**Exercise details:** Print the full listing exactly.
━━━━━━━━
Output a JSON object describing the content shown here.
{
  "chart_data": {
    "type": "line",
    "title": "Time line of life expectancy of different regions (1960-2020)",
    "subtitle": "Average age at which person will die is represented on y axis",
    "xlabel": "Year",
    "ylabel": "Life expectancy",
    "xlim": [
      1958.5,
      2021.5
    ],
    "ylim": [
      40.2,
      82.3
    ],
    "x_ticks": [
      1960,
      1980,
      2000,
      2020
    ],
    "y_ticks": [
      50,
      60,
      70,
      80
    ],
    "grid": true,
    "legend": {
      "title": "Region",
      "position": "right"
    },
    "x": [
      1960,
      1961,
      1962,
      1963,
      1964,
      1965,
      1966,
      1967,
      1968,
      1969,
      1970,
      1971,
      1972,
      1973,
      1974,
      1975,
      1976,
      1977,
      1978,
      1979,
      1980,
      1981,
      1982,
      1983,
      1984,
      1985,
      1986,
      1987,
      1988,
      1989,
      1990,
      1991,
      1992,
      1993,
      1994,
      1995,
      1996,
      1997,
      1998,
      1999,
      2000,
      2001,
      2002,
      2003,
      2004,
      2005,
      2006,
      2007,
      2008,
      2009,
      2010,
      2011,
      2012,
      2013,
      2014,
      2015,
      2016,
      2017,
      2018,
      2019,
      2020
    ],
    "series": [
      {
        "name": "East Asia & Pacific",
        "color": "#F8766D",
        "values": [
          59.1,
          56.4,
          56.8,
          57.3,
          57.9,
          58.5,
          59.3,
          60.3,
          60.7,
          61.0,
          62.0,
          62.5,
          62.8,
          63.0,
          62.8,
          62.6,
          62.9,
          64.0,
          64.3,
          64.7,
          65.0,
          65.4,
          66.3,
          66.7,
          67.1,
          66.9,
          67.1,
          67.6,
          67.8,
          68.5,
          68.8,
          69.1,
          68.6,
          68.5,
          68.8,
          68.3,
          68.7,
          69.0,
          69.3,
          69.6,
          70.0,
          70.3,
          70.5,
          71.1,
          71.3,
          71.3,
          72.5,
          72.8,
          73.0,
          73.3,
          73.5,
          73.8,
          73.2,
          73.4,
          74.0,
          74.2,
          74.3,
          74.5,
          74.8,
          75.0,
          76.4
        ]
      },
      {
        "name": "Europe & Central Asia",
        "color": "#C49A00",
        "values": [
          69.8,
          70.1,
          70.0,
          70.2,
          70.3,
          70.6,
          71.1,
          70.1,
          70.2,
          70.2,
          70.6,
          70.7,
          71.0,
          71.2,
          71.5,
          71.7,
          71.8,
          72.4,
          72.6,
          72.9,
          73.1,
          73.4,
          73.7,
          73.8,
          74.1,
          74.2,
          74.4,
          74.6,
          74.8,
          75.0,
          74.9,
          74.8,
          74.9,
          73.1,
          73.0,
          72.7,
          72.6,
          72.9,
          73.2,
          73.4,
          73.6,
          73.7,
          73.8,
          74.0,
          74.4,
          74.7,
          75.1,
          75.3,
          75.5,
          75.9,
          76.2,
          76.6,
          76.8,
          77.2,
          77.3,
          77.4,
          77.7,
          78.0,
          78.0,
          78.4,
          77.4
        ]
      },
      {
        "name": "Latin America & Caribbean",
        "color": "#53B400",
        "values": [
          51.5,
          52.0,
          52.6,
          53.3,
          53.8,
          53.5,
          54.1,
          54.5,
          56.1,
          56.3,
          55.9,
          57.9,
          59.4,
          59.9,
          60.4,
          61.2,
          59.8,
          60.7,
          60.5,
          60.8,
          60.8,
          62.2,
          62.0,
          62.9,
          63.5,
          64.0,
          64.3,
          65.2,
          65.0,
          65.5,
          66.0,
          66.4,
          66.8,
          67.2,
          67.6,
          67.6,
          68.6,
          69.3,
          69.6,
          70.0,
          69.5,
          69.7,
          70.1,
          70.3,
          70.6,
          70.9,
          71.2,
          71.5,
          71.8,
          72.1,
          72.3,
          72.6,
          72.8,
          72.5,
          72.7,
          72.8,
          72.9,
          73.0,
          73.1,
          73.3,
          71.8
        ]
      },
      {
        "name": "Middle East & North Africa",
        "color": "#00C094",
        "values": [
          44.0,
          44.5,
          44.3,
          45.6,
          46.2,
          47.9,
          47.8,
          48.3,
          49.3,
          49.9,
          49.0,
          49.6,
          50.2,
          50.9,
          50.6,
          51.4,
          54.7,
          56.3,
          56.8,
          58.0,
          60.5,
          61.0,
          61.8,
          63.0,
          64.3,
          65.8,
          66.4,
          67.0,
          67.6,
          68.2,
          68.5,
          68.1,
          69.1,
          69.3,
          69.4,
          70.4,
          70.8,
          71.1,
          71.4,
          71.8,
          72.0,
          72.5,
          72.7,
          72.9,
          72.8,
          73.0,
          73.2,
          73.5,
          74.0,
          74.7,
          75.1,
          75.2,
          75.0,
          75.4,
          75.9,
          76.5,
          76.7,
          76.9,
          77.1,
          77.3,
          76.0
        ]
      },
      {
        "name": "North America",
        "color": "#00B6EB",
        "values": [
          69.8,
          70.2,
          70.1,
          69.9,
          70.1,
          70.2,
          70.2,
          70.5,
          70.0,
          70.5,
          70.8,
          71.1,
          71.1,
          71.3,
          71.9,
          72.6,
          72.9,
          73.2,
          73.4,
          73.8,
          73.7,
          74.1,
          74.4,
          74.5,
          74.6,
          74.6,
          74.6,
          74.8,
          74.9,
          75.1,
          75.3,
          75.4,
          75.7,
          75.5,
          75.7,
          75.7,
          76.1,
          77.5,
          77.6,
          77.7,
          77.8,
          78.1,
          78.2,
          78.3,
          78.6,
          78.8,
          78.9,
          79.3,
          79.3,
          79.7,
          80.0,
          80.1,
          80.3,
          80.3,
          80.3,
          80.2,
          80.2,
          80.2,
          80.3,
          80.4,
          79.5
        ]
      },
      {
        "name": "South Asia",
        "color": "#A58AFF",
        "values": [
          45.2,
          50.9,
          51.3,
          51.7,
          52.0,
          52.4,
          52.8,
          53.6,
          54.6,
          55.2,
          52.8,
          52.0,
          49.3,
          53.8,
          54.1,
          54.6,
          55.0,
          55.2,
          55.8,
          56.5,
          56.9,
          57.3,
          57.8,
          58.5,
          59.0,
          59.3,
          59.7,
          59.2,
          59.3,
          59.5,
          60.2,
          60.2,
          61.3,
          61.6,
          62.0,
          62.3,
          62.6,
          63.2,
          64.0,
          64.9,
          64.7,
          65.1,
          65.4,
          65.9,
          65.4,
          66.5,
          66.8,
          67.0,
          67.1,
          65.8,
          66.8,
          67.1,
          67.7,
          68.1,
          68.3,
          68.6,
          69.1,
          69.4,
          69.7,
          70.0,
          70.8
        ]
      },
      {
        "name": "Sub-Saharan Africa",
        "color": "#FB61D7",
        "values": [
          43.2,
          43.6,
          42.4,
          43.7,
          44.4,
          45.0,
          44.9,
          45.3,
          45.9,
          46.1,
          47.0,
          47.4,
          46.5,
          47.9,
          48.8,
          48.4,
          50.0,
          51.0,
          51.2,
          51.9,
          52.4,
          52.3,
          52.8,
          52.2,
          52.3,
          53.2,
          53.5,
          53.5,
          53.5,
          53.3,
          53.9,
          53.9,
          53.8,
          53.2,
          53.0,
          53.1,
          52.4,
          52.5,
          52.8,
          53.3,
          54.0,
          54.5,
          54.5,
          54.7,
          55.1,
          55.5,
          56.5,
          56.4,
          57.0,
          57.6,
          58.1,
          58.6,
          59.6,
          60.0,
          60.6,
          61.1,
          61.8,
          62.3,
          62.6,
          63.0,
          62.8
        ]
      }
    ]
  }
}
━━━━━━━━
**Result below:**
Output a JSON object describing the content shown here.
{
  "chart_data": {
    "type": "line",
    "title": "Time line of life expectancy of different regions (1960-2020)",
    "subtitle": "Average age at which person will die is represented on y axis",
    "xlabel": "Year",
    "ylabel": "Life expectancy",
    "xlim": [
      1958.5,
      2021.5
    ],
    "ylim": [
      40.2,
      82.3
    ],
    "x_ticks": [
      1960,
      1980,
      2000,
      2020
    ],
    "y_ticks": [
      50,
      60,
      70,
      80
    ],
    "grid": true,
    "legend": {
      "title": "Region",
      "position": "right"
    },
    "x": [
      1960,
      1961,
      1962,
      1963,
      1964,
      1965,
      1966,
      1967,
      1968,
      1969,
      1970,
      1971,
      1972,
      1973,
      1974,
      1975,
      1976,
      1977,
      1978,
      1979,
      1980,
      1981,
      1982,
      1983,
      1984,
      1985,
      1986,
      1987,
      1988,
      1989,
      1990,
      1991,
      1992,
      1993,
      1994,
      1995,
      1996,
      1997,
      1998,
      1999,
      2000,
      2001,
      2002,
      2003,
      2004,
      2005,
      2006,
      2007,
      2008,
      2009,
      2010,
      2011,
      2012,
      2013,
      2014,
      2015,
      2016,
      2017,
      2018,
      2019,
      2020
    ],
    "series": [
      {
        "name": "East Asia & Pacific",
        "color": "#F8766D",
        "values": [
          59.1,
          56.4,
          56.8,
          57.3,
          57.9,
          58.5,
          59.3,
          60.3,
          60.7,
          61.0,
          62.0,
          62.5,
          62.8,
          63.0,
          62.8,
          62.6,
          62.9,
          64.0,
          64.3,
          64.7,
          65.0,
          65.4,
          66.3,
          66.7,
          67.1,
          66.9,
          67.1,
          67.6,
          67.8,
          68.5,
          68.8,
          69.1,
          68.6,
          68.5,
          68.8,
          68.3,
          68.7,
          69.0,
          69.3,
          69.6,
          70.0,
          70.3,
          70.5,
          71.1,
          71.3,
          71.3,
          72.5,
          72.8,
          73.0,
          73.3,
          73.5,
          73.8,
          73.2,
          73.4,
          74.0,
          74.2,
          74.3,
          74.5,
          74.8,
          75.0,
          76.4
        ]
      },
      {
        "name": "Europe & Central Asia",
        "color": "#C49A00",
        "values": [
          69.8,
          70.1,
          70.0,
          70.2,
          70.3,
          70.6,
          71.1,
          70.1,
          70.2,
          70.2,
          70.6,
          70.7,
          71.0,
          71.2,
          71.5,
          71.7,
          71.8,
          72.4,
          72.6,
          72.9,
          73.1,
          73.4,
          73.7,
          73.8,
          74.1,
          74.2,
          74.4,
          74.6,
          74.8,
          75.0,
          74.9,
          74.8,
          74.9,
          73.1,
          73.0,
          72.7,
          72.6,
          72.9,
          73.2,
          73.4,
          73.6,
          73.7,
          73.8,
          74.0,
          74.4,
          74.7,
          75.1,
          75.3,
          75.5,
          75.9,
          76.2,
          76.6,
          76.8,
          77.2,
          77.3,
          77.4,
          77.7,
          78.0,
          78.0,
          78.4,
          77.4
        ]
      },
      {
        "name": "Latin America & Caribbean",
        "color": "#53B400",
        "values": [
          51.5,
          52.0,
          52.6,
          53.3,
          53.8,
          53.5,
          54.1,
          54.5,
          56.1,
          56.3,
          55.9,
          57.9,
          59.4,
          59.9,
          60.4,
          61.2,
          59.8,
          60.7,
          60.5,
          60.8,
          60.8,
          62.2,
          62.0,
          62.9,
          63.5,
          64.0,
          64.3,
          65.2,
          65.0,
          65.5,
          66.0,
          66.4,
          66.8,
          67.2,
          67.6,
          67.6,
          68.6,
          69.3,
          69.6,
          70.0,
          69.5,
          69.7,
          70.1,
          70.3,
          70.6,
          70.9,
          71.2,
          71.5,
          71.8,
          72.1,
          72.3,
          72.6,
          72.8,
          72.5,
          72.7,
          72.8,
          72.9,
          73.0,
          73.1,
          73.3,
          71.8
        ]
      },
      {
        "name": "Middle East & North Africa",
        "color": "#00C094",
        "values": [
          44.0,
          44.5,
          44.3,
          45.6,
          46.2,
          47.9,
          47.8,
          48.3,
          49.3,
          49.9,
          49.0,
          49.6,
          50.2,
          50.9,
          50.6,
          51.4,
          54.7,
          56.3,
          56.8,
          58.0,
          60.5,
          61.0,
          61.8,
          63.0,
          64.3,
          65.8,
          66.4,
          67.0,
          67.6,
          68.2,
          68.5,
          68.1,
          69.1,
          69.3,
          69.4,
          70.4,
          70.8,
          71.1,
          71.4,
          71.8,
          72.0,
          72.5,
          72.7,
          72.9,
          72.8,
          73.0,
          73.2,
          73.5,
          74.0,
          74.7,
          75.1,
          75.2,
          75.0,
          75.4,
          75.9,
          76.5,
          76.7,
          76.9,
          77.1,
          77.3,
          76.0
        ]
      },
      {
        "name": "North America",
        "color": "#00B6EB",
        "values": [
          69.8,
          70.2,
          70.1,
          69.9,
          70.1,
          70.2,
          70.2,
          70.5,
          70.0,
          70.5,
          70.8,
          71.1,
          71.1,
          71.3,
          71.9,
          72.6,
          72.9,
          73.2,
          73.4,
          73.8,
          73.7,
          74.1,
          74.4,
          74.5,
          74.6,
          74.6,
          74.6,
          74.8,
          74.9,
          75.1,
          75.3,
          75.4,
          75.7,
          75.5,
          75.7,
          75.7,
          76.1,
          77.5,
          77.6,
          77.7,
          77.8,
          78.1,
          78.2,
          78.3,
          78.6,
          78.8,
          78.9,
          79.3,
          79.3,
          79.7,
          80.0,
          80.1,
          80.3,
          80.3,
          80.3,
          80.2,
          80.2,
          80.2,
          80.3,
          80.4,
          79.5
        ]
      },
      {
        "name": "South Asia",
        "color": "#A58AFF",
        "values": [
          45.2,
          50.9,
          51.3,
          51.7,
          52.0,
          52.4,
          52.8,
          53.6,
          54.6,
          55.2,
          52.8,
          52.0,
          49.3,
          53.8,
          54.1,
          54.6,
          55.0,
          55.2,
          55.8,
          56.5,
          56.9,
          57.3,
          57.8,
          58.5,
          59.0,
          59.3,
          59.7,
          59.2,
          59.3,
          59.5,
          60.2,
          60.2,
          61.3,
          61.6,
          62.0,
          62.3,
          62.6,
          63.2,
          64.0,
          64.9,
          64.7,
          65.1,
          65.4,
          65.9,
          65.4,
          66.5,
          66.8,
          67.0,
          67.1,
          65.8,
          66.8,
          67.1,
          67.7,
          68.1,
          68.3,
          68.6,
          69.1,
          69.4,
          69.7,
          70.0,
          70.8
        ]
      },
      {
        "name": "Sub-Saharan Africa",
        "color": "#FB61D7",
        "values": [
          43.2,
          43.6,
          42.4,
          43.7,
          44.4,
          45.0,
          44.9,
          45.3,
          45.9,
          46.1,
          47.0,
          47.4,
          46.5,
          47.9,
          48.8,
          48.4,
          50.0,
          51.0,
          51.2,
          51.9,
          52.4,
          52.3,
          52.8,
          52.2,
          52.3,
          53.2,
          53.5,
          53.5,
          53.5,
          53.3,
          53.9,
          53.9,
          53.8,
          53.2,
          53.0,
          53.1,
          52.4,
          52.5,
          52.8,
          53.3,
          54.0,
          54.5,
          54.5,
          54.7,
          55.1,
          55.5,
          56.5,
          56.4,
          57.0,
          57.6,
          58.1,
          58.6,
          59.6,
          60.0,
          60.6,
          61.1,
          61.8,
          62.3,
          62.6,
          63.0,
          62.8
        ]
      }
    ]
  }
}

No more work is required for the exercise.